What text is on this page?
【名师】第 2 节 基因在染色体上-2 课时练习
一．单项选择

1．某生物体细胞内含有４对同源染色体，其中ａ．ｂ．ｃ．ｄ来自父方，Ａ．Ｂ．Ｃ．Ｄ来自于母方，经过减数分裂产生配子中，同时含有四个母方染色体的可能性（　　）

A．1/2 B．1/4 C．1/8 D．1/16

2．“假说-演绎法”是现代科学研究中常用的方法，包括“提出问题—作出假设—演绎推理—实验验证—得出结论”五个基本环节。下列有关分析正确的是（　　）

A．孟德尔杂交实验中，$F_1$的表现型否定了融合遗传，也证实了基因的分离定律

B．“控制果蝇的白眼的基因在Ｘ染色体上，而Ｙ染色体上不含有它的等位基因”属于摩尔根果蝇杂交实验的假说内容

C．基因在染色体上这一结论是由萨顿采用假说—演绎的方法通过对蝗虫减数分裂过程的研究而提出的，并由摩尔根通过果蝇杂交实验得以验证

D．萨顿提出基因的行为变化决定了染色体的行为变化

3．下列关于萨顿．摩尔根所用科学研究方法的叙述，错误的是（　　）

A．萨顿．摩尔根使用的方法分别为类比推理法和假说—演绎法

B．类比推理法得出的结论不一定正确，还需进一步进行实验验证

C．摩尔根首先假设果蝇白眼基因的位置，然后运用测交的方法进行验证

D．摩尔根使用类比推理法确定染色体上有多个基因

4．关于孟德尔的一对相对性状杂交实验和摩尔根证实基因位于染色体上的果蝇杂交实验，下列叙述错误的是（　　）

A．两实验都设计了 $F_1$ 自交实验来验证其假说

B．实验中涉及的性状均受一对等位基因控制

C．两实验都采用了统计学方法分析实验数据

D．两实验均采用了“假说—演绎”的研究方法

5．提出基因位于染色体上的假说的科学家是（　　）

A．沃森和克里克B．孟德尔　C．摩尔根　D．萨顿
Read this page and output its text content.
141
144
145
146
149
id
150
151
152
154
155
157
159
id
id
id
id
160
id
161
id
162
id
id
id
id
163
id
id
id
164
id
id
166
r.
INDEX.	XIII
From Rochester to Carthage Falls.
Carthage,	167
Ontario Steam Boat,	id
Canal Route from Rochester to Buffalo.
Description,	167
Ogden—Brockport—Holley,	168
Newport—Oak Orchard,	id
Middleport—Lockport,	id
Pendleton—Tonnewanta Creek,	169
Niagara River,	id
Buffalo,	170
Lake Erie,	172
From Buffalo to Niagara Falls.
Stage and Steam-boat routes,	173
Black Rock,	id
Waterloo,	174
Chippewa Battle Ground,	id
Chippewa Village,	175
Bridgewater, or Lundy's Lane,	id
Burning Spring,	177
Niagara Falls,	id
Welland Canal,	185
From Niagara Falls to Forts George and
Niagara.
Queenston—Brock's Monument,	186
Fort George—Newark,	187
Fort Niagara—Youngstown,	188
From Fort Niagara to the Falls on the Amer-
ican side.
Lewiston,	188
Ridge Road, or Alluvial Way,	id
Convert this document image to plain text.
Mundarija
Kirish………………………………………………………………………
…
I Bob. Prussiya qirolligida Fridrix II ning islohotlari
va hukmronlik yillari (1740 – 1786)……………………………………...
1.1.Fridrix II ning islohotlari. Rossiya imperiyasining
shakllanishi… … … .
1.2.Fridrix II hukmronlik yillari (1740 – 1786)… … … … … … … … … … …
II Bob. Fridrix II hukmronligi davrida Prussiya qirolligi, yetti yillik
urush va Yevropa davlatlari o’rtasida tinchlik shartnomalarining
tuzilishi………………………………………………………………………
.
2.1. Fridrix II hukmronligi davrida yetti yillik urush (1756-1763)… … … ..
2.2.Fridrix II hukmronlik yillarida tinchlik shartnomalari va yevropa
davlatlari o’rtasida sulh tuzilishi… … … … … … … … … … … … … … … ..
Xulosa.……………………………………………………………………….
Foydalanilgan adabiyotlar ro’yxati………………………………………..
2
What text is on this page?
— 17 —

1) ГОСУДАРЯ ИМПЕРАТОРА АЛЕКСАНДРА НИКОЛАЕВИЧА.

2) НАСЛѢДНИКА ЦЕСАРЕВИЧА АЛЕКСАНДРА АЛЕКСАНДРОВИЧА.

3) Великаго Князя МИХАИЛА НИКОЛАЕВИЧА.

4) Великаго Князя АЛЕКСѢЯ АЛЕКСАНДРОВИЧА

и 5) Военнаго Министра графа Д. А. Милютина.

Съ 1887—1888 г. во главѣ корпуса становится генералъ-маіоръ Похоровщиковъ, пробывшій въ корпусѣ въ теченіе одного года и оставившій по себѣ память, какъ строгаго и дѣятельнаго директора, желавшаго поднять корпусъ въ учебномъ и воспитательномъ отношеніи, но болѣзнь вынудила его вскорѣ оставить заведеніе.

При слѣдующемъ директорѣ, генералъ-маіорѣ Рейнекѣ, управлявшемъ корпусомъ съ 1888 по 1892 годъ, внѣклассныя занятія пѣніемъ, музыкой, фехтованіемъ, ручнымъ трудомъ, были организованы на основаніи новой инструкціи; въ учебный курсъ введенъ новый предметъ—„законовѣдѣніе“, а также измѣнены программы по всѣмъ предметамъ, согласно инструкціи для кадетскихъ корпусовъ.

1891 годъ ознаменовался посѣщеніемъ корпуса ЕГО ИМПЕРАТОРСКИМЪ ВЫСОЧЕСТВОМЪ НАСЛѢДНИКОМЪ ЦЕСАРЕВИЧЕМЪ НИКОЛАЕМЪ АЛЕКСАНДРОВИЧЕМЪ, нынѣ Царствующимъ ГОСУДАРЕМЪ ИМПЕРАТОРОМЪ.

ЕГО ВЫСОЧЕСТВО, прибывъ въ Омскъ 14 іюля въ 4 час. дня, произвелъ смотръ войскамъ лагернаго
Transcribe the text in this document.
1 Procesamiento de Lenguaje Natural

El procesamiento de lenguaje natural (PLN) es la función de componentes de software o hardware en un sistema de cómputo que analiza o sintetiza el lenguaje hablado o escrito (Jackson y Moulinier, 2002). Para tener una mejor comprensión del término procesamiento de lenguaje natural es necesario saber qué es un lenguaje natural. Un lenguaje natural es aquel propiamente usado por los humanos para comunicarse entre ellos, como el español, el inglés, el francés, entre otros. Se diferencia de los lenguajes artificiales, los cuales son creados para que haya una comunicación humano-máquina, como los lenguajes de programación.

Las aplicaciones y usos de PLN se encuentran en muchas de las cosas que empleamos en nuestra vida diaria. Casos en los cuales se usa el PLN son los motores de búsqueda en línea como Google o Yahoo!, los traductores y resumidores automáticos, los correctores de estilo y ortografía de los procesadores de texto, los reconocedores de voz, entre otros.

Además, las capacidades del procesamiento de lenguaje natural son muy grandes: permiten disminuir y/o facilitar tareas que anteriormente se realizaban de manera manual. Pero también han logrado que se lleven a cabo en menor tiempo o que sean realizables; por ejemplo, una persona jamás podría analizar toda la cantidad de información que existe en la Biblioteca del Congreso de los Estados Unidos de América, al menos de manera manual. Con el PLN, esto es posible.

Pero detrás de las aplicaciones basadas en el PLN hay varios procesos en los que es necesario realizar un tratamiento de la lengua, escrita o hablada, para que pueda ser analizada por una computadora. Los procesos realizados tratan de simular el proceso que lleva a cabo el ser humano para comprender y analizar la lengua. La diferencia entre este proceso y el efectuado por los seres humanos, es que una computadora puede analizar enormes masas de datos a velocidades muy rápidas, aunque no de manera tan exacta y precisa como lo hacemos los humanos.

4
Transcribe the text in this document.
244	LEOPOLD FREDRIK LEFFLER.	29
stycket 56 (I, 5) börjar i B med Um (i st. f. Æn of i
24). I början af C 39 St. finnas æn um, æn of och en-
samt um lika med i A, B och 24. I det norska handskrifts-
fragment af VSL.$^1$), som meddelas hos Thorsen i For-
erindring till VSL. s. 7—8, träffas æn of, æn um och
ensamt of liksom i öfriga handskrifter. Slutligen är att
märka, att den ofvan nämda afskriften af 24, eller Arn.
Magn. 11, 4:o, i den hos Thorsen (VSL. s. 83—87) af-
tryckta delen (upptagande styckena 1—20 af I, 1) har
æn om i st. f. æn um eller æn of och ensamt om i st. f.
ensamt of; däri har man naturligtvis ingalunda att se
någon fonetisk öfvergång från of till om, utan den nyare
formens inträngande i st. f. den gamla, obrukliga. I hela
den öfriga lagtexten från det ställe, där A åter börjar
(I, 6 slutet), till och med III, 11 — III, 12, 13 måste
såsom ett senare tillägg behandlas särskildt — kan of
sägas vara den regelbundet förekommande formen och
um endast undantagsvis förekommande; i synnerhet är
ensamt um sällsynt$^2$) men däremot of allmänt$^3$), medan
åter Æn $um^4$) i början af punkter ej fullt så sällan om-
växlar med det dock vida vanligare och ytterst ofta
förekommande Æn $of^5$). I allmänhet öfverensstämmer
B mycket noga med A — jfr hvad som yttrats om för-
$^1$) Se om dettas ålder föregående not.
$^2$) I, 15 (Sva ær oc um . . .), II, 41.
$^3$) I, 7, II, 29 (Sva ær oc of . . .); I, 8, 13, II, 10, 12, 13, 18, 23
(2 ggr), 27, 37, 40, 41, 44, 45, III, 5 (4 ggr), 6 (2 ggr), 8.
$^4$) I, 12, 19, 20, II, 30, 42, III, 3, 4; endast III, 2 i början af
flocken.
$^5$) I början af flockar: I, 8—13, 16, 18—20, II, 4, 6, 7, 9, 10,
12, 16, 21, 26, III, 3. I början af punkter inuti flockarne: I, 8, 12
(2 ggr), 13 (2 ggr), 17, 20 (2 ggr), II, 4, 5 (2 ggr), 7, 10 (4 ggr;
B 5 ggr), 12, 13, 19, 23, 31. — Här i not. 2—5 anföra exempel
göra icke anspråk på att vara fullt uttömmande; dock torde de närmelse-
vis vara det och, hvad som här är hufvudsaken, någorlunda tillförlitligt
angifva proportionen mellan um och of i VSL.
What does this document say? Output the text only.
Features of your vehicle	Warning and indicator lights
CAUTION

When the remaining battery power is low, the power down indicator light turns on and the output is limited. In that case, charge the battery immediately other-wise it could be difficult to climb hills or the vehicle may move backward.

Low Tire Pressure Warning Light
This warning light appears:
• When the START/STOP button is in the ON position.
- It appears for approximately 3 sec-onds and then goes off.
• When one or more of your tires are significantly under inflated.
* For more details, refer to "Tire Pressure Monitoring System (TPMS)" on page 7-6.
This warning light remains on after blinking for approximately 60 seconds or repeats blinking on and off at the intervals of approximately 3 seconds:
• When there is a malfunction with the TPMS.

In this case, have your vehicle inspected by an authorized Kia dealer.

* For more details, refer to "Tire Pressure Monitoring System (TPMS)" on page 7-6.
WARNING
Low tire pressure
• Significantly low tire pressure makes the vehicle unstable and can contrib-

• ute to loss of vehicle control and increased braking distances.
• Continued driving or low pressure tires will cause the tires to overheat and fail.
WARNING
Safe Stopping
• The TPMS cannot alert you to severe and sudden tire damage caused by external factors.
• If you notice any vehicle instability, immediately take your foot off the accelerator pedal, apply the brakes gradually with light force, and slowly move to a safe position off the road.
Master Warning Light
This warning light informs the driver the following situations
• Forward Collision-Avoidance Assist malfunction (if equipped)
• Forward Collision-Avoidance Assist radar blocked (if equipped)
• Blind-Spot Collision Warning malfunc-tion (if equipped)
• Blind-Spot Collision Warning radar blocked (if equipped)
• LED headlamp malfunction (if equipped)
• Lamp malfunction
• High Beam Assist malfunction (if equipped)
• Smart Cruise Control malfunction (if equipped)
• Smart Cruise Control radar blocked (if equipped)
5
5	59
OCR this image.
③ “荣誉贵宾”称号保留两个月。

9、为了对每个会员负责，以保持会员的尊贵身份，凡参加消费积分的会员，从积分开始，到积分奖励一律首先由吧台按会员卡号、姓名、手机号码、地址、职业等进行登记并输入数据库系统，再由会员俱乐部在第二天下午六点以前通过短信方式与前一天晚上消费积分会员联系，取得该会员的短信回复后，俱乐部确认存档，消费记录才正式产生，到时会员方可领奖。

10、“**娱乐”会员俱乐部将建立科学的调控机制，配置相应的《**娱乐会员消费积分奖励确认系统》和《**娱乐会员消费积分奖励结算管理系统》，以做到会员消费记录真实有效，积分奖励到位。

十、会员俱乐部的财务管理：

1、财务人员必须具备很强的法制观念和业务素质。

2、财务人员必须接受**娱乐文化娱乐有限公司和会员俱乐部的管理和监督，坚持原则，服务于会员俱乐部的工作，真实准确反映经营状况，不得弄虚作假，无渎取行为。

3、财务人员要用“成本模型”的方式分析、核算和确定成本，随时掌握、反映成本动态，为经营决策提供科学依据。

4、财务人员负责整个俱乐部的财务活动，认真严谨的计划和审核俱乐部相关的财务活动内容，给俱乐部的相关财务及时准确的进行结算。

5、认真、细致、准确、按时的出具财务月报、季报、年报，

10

────────

Written exercise =>
Return each line of the listing that holds the string "appears".

Output below =>
This warning light appears:
- It appears for approximately 3 sec-onds and then goes off.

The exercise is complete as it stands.